◆ **Stored data entries**:
<<<<

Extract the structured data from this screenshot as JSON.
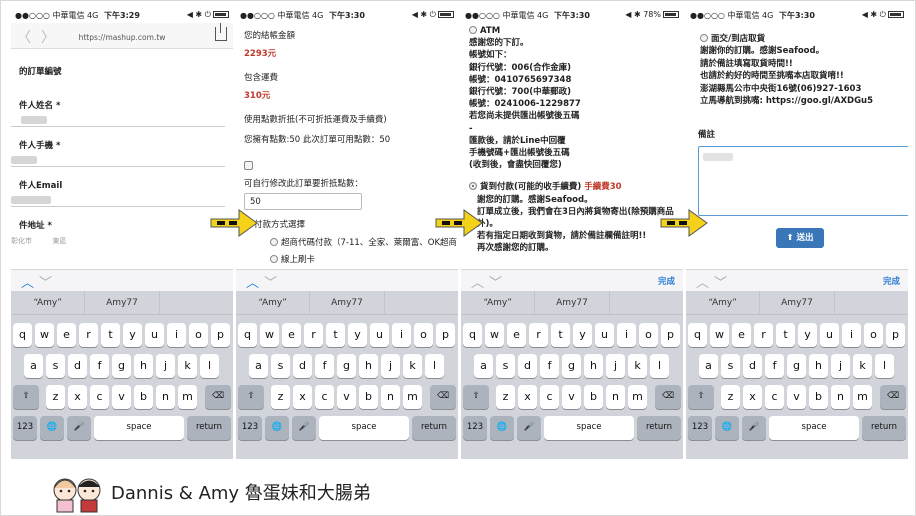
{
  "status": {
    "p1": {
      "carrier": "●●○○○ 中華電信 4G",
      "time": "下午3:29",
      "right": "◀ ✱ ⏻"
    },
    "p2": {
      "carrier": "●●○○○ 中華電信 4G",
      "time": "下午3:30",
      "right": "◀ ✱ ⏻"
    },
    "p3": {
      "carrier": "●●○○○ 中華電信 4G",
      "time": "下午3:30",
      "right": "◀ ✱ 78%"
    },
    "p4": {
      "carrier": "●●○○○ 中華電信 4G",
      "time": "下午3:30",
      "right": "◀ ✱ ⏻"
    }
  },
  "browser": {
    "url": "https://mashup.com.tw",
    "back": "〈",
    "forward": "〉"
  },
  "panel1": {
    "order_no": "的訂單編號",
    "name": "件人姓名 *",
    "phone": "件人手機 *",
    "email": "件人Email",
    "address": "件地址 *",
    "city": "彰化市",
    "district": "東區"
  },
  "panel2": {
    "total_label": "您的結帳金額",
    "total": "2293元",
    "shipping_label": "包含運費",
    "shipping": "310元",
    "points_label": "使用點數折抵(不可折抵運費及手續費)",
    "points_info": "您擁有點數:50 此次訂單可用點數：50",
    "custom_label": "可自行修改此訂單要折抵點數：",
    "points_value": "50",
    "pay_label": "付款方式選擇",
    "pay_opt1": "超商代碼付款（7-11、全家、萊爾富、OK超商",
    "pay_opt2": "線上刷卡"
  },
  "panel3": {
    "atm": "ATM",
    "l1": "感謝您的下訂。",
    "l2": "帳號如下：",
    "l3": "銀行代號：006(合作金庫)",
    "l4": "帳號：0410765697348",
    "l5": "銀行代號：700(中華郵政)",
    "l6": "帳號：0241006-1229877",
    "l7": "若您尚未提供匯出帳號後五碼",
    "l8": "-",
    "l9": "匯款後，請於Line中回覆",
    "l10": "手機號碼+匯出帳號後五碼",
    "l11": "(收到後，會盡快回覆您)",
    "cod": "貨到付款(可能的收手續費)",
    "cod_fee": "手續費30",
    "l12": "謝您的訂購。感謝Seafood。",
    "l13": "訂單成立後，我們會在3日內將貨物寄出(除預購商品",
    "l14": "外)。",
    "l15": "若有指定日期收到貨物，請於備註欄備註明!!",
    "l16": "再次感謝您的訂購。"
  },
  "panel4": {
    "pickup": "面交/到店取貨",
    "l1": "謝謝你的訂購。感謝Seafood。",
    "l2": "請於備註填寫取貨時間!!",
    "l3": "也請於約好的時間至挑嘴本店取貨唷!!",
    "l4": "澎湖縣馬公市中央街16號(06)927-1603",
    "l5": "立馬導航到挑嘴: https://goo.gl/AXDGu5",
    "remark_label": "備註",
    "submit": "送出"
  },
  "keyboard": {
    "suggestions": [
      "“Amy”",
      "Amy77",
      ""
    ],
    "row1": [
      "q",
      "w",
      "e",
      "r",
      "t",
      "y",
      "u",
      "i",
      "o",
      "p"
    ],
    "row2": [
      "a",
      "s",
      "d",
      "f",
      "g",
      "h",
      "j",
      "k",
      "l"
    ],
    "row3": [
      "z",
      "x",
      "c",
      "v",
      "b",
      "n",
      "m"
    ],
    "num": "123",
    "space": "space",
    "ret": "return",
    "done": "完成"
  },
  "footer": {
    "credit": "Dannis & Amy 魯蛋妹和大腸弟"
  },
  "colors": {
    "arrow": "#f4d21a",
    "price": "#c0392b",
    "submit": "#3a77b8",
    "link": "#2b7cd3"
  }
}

>>>>
<<<<

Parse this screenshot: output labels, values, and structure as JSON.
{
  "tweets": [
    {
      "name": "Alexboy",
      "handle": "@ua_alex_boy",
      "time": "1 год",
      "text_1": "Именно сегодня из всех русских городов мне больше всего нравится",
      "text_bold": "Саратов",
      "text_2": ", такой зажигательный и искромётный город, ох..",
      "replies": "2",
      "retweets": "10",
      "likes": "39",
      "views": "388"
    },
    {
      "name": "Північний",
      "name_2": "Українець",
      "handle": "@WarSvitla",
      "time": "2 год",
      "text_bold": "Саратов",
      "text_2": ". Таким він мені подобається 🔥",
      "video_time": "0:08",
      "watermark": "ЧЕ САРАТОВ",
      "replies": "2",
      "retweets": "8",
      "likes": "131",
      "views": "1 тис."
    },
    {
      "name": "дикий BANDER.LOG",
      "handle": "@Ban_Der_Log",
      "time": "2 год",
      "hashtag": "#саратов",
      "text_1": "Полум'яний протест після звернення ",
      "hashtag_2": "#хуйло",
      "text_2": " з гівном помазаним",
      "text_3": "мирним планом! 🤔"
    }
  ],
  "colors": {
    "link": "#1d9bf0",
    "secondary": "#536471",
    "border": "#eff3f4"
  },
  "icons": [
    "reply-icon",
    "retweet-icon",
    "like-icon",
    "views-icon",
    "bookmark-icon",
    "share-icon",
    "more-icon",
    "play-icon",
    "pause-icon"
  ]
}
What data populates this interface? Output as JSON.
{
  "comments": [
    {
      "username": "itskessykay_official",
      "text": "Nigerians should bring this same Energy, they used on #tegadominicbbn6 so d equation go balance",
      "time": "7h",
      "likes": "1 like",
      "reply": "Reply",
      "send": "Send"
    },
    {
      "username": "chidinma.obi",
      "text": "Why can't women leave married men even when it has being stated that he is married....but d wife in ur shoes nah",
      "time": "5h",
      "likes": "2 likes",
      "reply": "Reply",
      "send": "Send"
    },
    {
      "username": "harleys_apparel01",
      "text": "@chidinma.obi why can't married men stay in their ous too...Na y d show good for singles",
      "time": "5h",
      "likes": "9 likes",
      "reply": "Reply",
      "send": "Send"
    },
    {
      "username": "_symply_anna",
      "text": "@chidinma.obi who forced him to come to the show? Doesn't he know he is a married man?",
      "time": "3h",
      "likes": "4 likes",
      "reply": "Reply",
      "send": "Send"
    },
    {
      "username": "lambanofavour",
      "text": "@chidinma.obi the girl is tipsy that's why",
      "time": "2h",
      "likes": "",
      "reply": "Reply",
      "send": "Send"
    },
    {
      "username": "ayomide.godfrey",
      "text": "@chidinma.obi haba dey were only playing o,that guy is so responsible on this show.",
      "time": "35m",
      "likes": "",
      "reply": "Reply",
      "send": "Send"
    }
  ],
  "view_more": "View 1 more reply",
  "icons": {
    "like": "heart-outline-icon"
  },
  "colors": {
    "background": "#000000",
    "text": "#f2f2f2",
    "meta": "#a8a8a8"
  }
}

>>>>

◆ **Your instructions**:
State how many lines of the records hold the string "https", and nothing else.

◆ **Exercise output**:
2